=== To do ===
Transcribe the records that follow exactly. Skip the pictures.

Saved entries
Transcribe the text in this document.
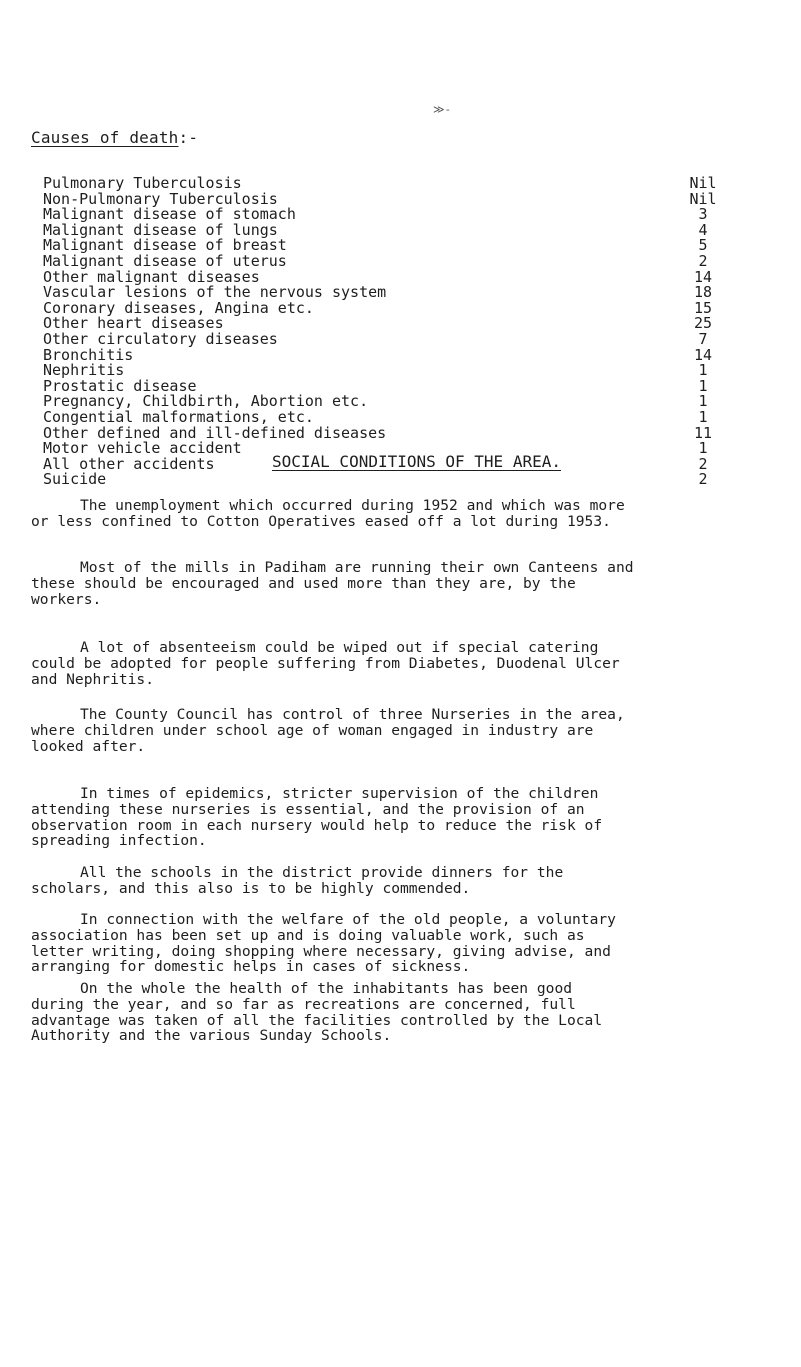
≫-
Causes of death:-
Pulmonary Tuberculosis	Nil
Non-Pulmonary Tuberculosis	Nil
Malignant disease of stomach	3
Malignant disease of lungs	4
Malignant disease of breast	5
Malignant disease of uterus	2
Other malignant diseases	14
Vascular lesions of the nervous system	18
Coronary diseases, Angina etc.	15
Other heart diseases	25
Other circulatory diseases	7
Bronchitis	14
Nephritis	1
Prostatic disease	1
Pregnancy, Childbirth, Abortion etc.	1
Congential malformations, etc.	1
Other defined and ill-defined diseases	11
Motor vehicle accident	1
All other accidents	2
Suicide	2
SOCIAL CONDITIONS OF THE AREA.

The unemployment which occurred during 1952 and which was more
or less confined to Cotton Operatives eased off a lot during 1953.

Most of the mills in Padiham are running their own Canteens and
these should be encouraged and used more than they are, by the
workers.

A lot of absenteeism could be wiped out if special catering
could be adopted for people suffering from Diabetes, Duodenal Ulcer
and Nephritis.

The County Council has control of three Nurseries in the area,
where children under school age of woman engaged in industry are
looked after.

In times of epidemics, stricter supervision of the children
attending these nurseries is essential, and the provision of an
observation room in each nursery would help to reduce the risk of
spreading infection.

All the schools in the district provide dinners for the
scholars, and this also is to be highly commended.

In connection with the welfare of the old people, a voluntary
association has been set up and is doing valuable work, such as
letter writing, doing shopping where necessary, giving advise, and
arranging for domestic helps in cases of sickness.

On the whole the health of the inhabitants has been good
during the year, and so far as recreations are concerned, full
advantage was taken of all the facilities controlled by the Local
Authority and the various Sunday Schools.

=== Final answer ===
Transcribe the text in this document.
≫-
Causes of death:-
Pulmonary Tuberculosis	Nil
Non-Pulmonary Tuberculosis	Nil
Malignant disease of stomach	3
Malignant disease of lungs	4
Malignant disease of breast	5
Malignant disease of uterus	2
Other malignant diseases	14
Vascular lesions of the nervous system	18
Coronary diseases, Angina etc.	15
Other heart diseases	25
Other circulatory diseases	7
Bronchitis	14
Nephritis	1
Prostatic disease	1
Pregnancy, Childbirth, Abortion etc.	1
Congential malformations, etc.	1
Other defined and ill-defined diseases	11
Motor vehicle accident	1
All other accidents	2
Suicide	2
SOCIAL CONDITIONS OF THE AREA.

The unemployment which occurred during 1952 and which was more
or less confined to Cotton Operatives eased off a lot during 1953.

Most of the mills in Padiham are running their own Canteens and
these should be encouraged and used more than they are, by the
workers.

A lot of absenteeism could be wiped out if special catering
could be adopted for people suffering from Diabetes, Duodenal Ulcer
and Nephritis.

The County Council has control of three Nurseries in the area,
where children under school age of woman engaged in industry are
looked after.

In times of epidemics, stricter supervision of the children
attending these nurseries is essential, and the provision of an
observation room in each nursery would help to reduce the risk of
spreading infection.

All the schools in the district provide dinners for the
scholars, and this also is to be highly commended.

In connection with the welfare of the old people, a voluntary
association has been set up and is doing valuable work, such as
letter writing, doing shopping where necessary, giving advise, and
arranging for domestic helps in cases of sickness.

On the whole the health of the inhabitants has been good
during the year, and so far as recreations are concerned, full
advantage was taken of all the facilities controlled by the Local
Authority and the various Sunday Schools.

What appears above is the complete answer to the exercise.